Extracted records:
** begin **

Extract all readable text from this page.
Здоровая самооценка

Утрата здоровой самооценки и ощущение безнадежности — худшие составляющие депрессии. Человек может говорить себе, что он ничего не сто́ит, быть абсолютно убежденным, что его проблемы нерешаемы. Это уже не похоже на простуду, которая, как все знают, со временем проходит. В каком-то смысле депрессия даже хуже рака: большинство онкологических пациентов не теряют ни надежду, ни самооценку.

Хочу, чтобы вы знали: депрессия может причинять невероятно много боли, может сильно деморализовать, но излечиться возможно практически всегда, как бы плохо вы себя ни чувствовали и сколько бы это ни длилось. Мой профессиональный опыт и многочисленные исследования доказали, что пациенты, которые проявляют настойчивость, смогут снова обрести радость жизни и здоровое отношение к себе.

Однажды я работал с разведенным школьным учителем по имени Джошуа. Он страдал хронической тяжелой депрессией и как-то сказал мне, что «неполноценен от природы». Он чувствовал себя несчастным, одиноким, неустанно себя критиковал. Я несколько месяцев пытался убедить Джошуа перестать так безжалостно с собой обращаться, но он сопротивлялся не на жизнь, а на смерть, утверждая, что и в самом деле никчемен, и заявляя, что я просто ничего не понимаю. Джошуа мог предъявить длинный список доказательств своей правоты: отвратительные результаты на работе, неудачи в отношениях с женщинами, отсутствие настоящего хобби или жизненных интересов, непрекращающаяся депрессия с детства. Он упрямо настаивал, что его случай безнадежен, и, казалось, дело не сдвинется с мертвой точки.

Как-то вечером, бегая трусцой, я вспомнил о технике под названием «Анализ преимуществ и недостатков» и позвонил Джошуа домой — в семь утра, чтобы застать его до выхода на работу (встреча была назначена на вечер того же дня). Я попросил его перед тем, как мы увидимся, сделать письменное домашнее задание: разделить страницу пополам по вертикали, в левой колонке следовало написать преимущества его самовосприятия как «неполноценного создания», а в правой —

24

** end **
** begin **

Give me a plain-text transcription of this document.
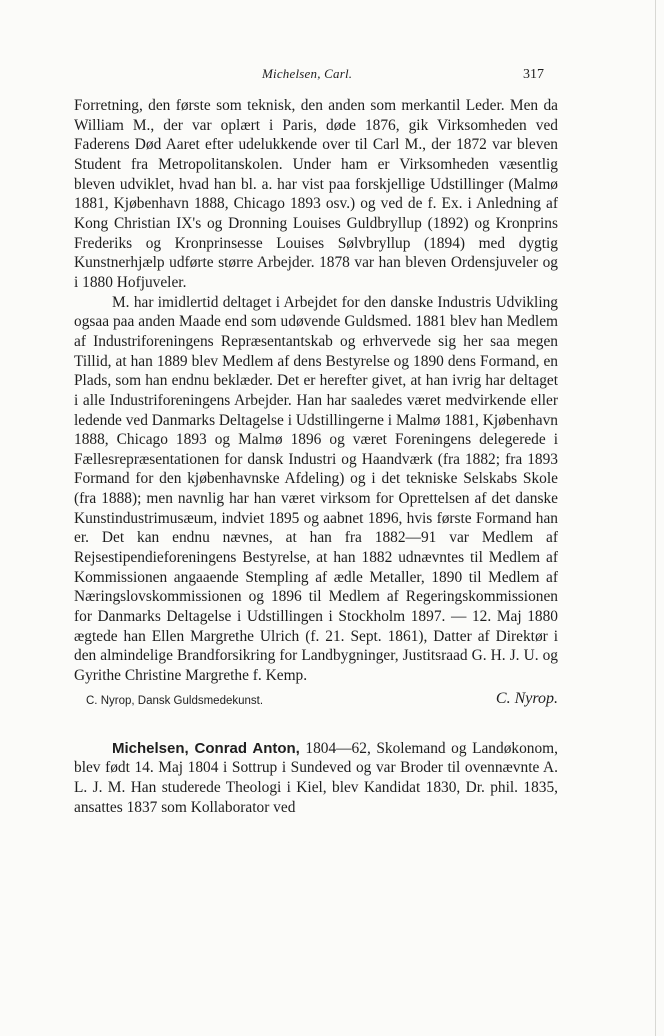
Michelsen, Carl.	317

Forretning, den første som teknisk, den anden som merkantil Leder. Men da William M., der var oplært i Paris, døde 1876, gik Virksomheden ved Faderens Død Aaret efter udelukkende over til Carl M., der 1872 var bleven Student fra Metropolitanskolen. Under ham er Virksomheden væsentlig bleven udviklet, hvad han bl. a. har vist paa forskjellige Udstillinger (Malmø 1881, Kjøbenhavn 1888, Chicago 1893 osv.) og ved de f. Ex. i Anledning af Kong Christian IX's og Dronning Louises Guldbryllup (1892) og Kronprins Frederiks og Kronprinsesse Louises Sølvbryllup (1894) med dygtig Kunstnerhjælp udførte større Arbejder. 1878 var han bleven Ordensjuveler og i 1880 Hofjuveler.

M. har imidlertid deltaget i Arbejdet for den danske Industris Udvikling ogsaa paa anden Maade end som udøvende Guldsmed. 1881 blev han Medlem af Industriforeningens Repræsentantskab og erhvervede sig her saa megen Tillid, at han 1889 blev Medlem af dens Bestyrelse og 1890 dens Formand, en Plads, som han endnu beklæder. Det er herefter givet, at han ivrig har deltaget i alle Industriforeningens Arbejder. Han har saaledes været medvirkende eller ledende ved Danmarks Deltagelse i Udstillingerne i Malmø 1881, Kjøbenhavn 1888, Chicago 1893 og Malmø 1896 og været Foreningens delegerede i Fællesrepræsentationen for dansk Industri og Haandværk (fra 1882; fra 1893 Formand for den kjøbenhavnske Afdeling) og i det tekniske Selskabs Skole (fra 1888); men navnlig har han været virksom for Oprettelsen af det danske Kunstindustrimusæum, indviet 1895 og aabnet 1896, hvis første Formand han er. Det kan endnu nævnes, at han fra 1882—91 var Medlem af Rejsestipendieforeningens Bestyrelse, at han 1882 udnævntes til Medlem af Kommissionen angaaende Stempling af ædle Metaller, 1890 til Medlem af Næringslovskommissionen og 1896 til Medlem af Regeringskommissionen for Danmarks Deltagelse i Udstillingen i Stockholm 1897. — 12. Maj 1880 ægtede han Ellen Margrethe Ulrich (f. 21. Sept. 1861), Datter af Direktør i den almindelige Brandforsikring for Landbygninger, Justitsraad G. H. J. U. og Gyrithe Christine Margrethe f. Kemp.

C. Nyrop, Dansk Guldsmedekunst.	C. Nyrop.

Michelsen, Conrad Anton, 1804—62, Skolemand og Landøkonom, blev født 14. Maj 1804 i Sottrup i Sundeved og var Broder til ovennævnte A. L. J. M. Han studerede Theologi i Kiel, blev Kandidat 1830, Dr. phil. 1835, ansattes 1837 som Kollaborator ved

** end **
** begin **

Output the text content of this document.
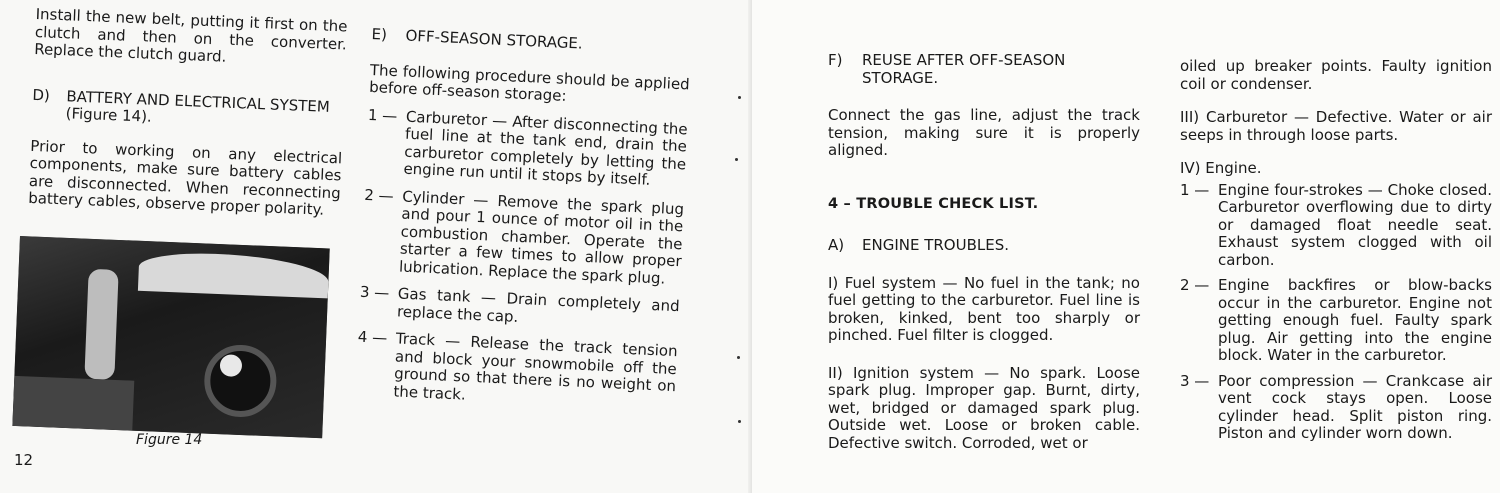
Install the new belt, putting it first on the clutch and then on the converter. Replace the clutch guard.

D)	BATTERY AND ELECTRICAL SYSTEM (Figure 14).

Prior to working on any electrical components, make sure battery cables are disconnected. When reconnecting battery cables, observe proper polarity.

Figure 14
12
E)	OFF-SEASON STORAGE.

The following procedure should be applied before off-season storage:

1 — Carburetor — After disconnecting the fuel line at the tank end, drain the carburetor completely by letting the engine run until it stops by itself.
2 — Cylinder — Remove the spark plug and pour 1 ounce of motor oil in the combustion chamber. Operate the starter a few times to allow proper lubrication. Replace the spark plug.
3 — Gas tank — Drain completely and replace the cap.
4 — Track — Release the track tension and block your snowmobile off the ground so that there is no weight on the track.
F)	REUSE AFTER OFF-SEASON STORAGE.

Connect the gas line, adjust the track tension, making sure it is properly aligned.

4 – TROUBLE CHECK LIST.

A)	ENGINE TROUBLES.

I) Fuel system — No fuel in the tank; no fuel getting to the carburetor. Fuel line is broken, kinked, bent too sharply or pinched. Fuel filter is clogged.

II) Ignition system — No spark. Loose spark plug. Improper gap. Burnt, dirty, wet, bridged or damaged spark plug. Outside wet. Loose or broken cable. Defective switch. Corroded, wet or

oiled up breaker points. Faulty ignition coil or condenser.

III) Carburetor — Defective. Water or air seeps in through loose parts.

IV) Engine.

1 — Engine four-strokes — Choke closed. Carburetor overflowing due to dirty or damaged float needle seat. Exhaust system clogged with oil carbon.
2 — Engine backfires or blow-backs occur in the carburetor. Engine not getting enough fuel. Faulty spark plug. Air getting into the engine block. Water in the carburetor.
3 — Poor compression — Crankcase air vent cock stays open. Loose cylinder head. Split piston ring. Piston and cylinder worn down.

** end **

## EXERCISE
In the records above, find each line that holds the word "Defective"; copy all such lines.

## RESULT FOR THIS TASK
II) Ignition system — No spark. Loose spark plug. Improper gap. Burnt, dirty, wet, bridged or damaged spark plug. Outside wet. Loose or broken cable. Defective switch. Corroded, wet or
III) Carburetor — Defective. Water or air seeps in through loose parts.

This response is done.